SET TASK>
Check each line of the listing for the word "party" and give only the number of lines that have it.
(begin)
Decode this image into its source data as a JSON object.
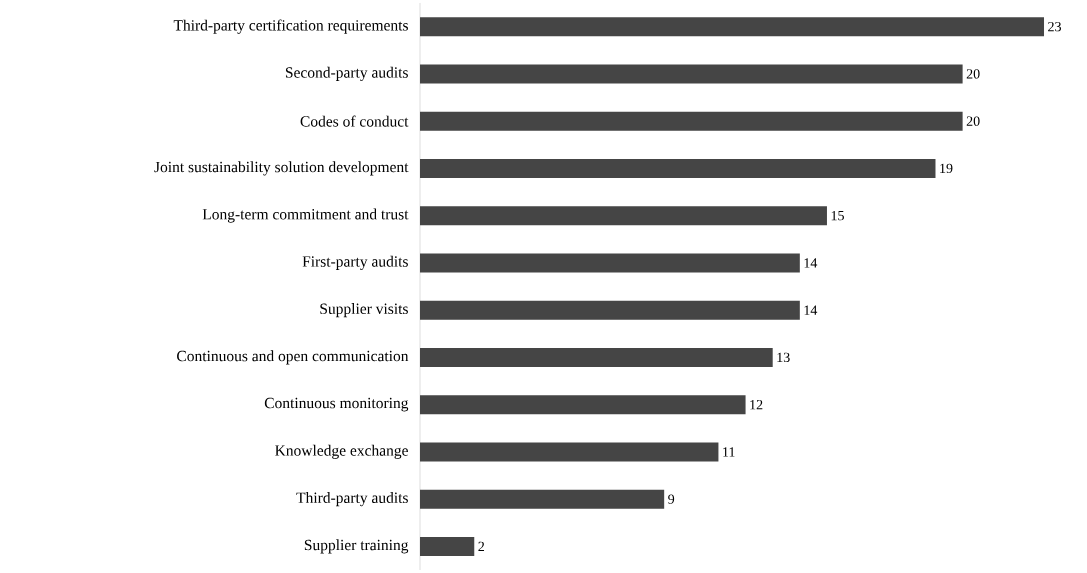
{
  "chart_data": {
    "type": "bar",
    "orientation": "horizontal",
    "categories": [
      "Third-party certification requirements",
      "Second-party audits",
      "Codes of conduct",
      "Joint sustainability solution development",
      "Long-term commitment and trust",
      "First-party audits",
      "Supplier visits",
      "Continuous and open communication",
      "Continuous monitoring",
      "Knowledge exchange",
      "Third-party audits",
      "Supplier training"
    ],
    "values": [
      23,
      20,
      20,
      19,
      15,
      14,
      14,
      13,
      12,
      11,
      9,
      2
    ],
    "color": "#454545",
    "data_labels": true
  }
}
(end)
ANSWER TO THIS EXERCISE>
4